Lines containing the word "Device" are to be located and copied.
____ Entries shown
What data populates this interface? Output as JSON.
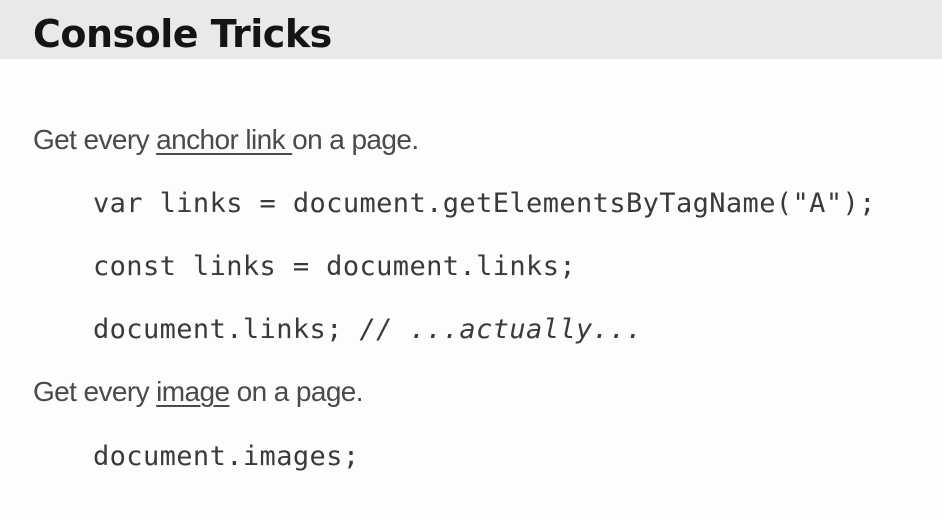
{
  "slide": {
    "title": "Console Tricks"
  },
  "section_links": {
    "prefix": "Get every ",
    "link": "anchor link ",
    "suffix": "on a page.",
    "code": [
      "var links = document.getElementsByTagName(\"A\");",
      "const links = document.links;"
    ],
    "code_last_main": "document.links;  ",
    "code_last_comment": "// ...actually..."
  },
  "section_images": {
    "prefix": "Get every ",
    "link": "image",
    "suffix": " on a page.",
    "code": [
      "document.images;"
    ]
  }
}
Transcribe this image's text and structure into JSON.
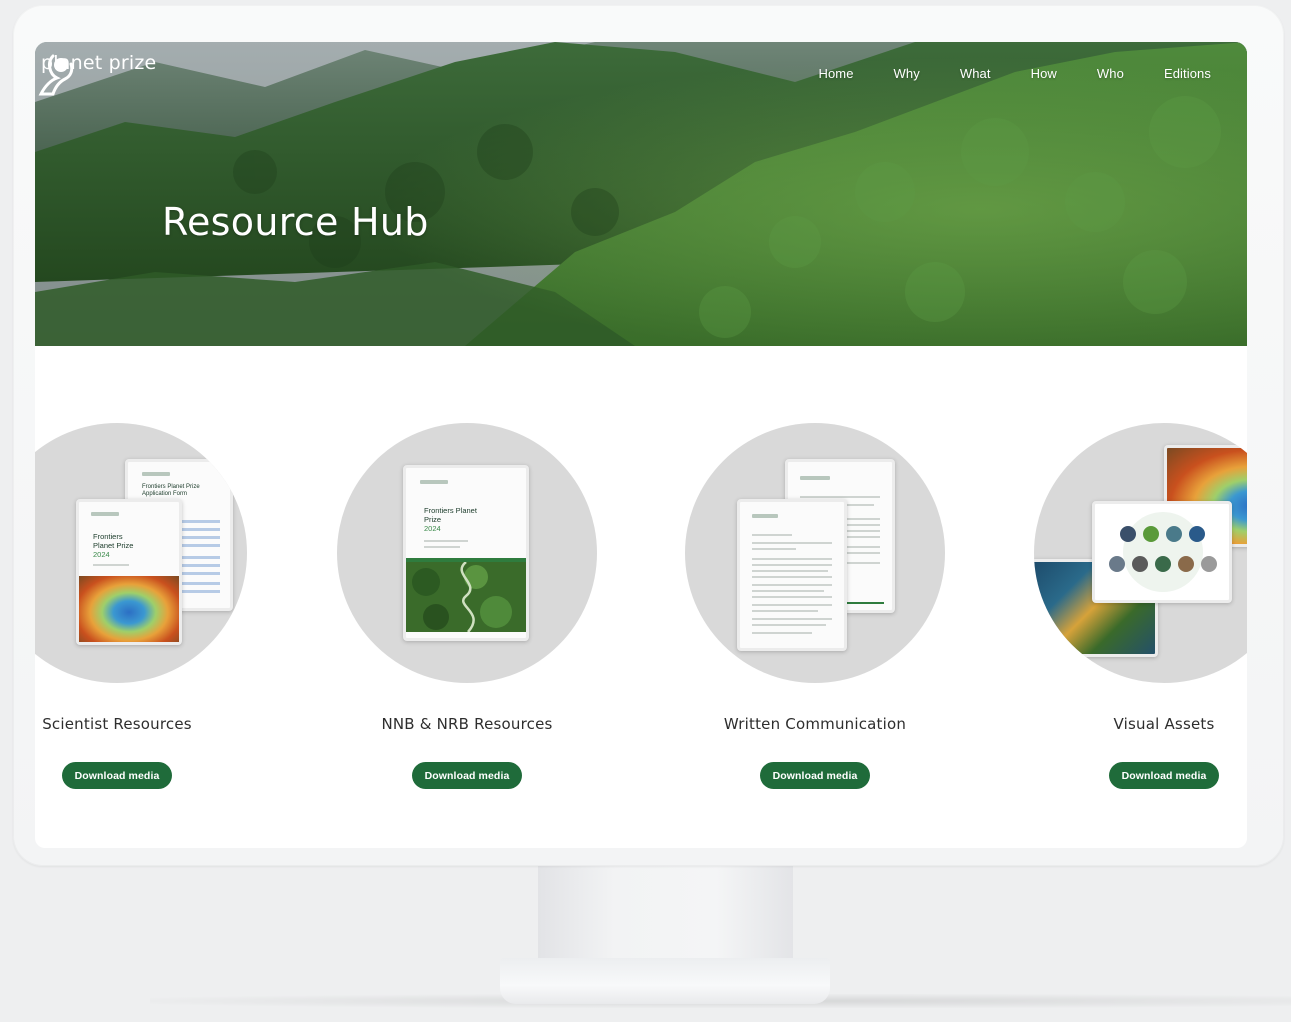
{
  "brand": {
    "name": "planet prize"
  },
  "nav": {
    "items": [
      {
        "label": "Home"
      },
      {
        "label": "Why"
      },
      {
        "label": "What"
      },
      {
        "label": "How"
      },
      {
        "label": "Who"
      },
      {
        "label": "Editions"
      }
    ]
  },
  "hero": {
    "title": "Resource Hub"
  },
  "resources": [
    {
      "title": "Scientist Resources",
      "button": "Download media",
      "thumb": {
        "back_title": "Frontiers Planet Prize Application Form",
        "front_title": "Frontiers Planet Prize",
        "front_year": "2024"
      }
    },
    {
      "title": "NNB & NRB Resources",
      "button": "Download media",
      "thumb": {
        "front_title": "Frontiers Planet Prize",
        "front_year": "2024"
      }
    },
    {
      "title": "Written Communication",
      "button": "Download media"
    },
    {
      "title": "Visual Assets",
      "button": "Download media"
    }
  ],
  "colors": {
    "button": "#1f6b3a",
    "circle": "#d9d9d9",
    "accent_green": "#3a8a4a"
  }
}
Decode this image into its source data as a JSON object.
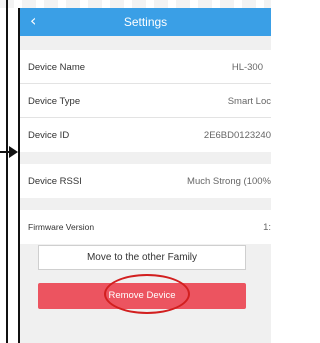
{
  "header": {
    "title": "Settings",
    "back_icon": "chevron-left-icon"
  },
  "info": [
    {
      "label": "Device Name",
      "value": "HL-300"
    },
    {
      "label": "Device Type",
      "value": "Smart Loc"
    },
    {
      "label": "Device ID",
      "value": "2E6BD0123240"
    }
  ],
  "rssi": {
    "label": "Device RSSI",
    "value": "Much Strong (100%"
  },
  "firmware": {
    "label": "Firmware Version",
    "value": "1:"
  },
  "actions": {
    "move_label": "Move to the other Family",
    "remove_label": "Remove Device"
  },
  "colors": {
    "header": "#3a9fe6",
    "remove": "#ec5460",
    "highlight": "#d21f1f"
  }
}
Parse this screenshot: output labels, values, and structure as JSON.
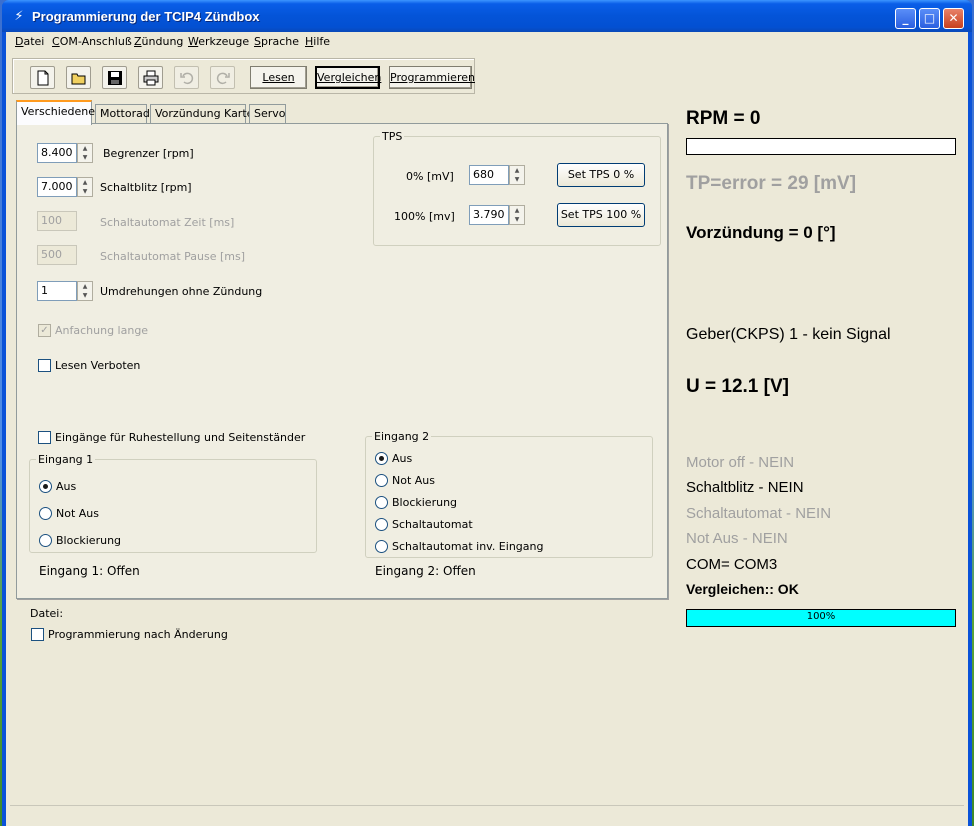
________
### Exercise response
      "label": "Device Name",
      "label": "Device Type",
      "label": "Device ID",
    "label": "Device RSSI",
    "remove_label": "Remove Device"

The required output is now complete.